### 原始文本:

————————

Bochner公式给出了黎曼流形上函数的Laplace与曲率之间的关系。
$$
\Delta v=\mathrm{Ric}(\nabla u,\nabla u)+\langle\nabla u,\nabla\Delta u\rangle+|\mathrm{Hess}_u|^2.
$$
\begin{align*}
\mathrm{Hess}_u(X,Y)&=(D^2u)(X,Y)=(D_X(\nabla u))(Y)\\
&=D_XD_Yu-\nabla_{\nabla_XY}u\\
&=D_X\langle\nabla u,Y\rangle-\langle D_XY,\nabla u\rangle\\
&=\langle D_X\nabla u, Y \rangle.
\end{align*}
下面, 我们说明$\mathrm{Hess}u(X,Y)$关于$X,Y$是对称的。

————————

### 记录列表:
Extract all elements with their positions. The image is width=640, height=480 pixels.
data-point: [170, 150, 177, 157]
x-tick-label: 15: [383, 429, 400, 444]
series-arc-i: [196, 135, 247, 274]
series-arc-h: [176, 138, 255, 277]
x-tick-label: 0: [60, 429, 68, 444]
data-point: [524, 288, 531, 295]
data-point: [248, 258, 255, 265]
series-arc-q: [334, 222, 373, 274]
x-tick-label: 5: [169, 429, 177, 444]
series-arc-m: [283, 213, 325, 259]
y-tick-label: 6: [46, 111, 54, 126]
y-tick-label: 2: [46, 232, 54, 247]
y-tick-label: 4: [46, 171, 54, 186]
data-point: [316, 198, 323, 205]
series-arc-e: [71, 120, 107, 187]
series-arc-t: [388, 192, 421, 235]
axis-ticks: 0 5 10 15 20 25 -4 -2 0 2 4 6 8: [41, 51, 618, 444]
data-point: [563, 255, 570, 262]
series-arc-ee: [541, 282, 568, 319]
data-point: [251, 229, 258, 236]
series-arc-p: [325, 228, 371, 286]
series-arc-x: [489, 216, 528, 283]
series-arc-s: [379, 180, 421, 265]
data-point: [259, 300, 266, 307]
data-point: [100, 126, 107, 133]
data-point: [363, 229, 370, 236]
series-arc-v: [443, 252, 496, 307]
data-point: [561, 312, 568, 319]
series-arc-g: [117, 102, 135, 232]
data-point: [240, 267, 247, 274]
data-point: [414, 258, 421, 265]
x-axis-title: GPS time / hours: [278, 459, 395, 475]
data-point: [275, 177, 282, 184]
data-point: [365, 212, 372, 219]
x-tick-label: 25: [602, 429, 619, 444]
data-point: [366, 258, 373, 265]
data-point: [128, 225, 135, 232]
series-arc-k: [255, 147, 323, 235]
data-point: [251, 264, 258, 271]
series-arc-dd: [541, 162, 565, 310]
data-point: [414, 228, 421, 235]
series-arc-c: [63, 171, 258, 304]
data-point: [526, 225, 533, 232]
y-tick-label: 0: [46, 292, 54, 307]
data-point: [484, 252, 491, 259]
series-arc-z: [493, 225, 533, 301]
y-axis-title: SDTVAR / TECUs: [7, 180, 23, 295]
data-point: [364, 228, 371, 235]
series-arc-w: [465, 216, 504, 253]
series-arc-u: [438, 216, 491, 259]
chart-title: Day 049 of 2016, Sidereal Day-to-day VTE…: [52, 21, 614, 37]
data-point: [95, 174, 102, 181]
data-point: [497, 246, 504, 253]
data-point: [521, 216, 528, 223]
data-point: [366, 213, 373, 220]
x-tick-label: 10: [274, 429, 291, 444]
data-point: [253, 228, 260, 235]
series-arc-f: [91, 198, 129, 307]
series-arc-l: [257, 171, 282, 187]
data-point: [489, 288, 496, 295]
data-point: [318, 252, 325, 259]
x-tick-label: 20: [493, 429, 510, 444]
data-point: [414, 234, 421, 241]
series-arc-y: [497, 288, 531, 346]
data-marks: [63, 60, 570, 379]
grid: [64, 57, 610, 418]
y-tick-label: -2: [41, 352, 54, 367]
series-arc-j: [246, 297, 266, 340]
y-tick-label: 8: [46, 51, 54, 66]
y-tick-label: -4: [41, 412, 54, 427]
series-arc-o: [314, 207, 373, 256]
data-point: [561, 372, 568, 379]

————————

### 练习说明:
重写原始文本中介于“Bochner公式给出了黎曼流形上函数的Laplace与曲率之间的关系。”与“u, Y \rangle.”之间（含两端）的部分，并将其中的“黎曼流形”换成“Riemann流形”。

### 作答内容:
Bochner公式给出了Riemann流形上函数的Laplace与曲率之间的关系。
$$
\Delta v=\mathrm{Ric}(\nabla u,\nabla u)+\langle\nabla u,\nabla\Delta u\rangle+|\mathrm{Hess}_u|^2.
$$
\begin{align*}
\mathrm{Hess}_u(X,Y)&=(D^2u)(X,Y)=(D_X(\nabla u))(Y)\\
&=D_XD_Yu-\nabla_{\nabla_XY}u\\
&=D_X\langle\nabla u,Y\rangle-\langle D_XY,\nabla u\rangle\\
&=\langle D_X\nabla u, Y \rangle.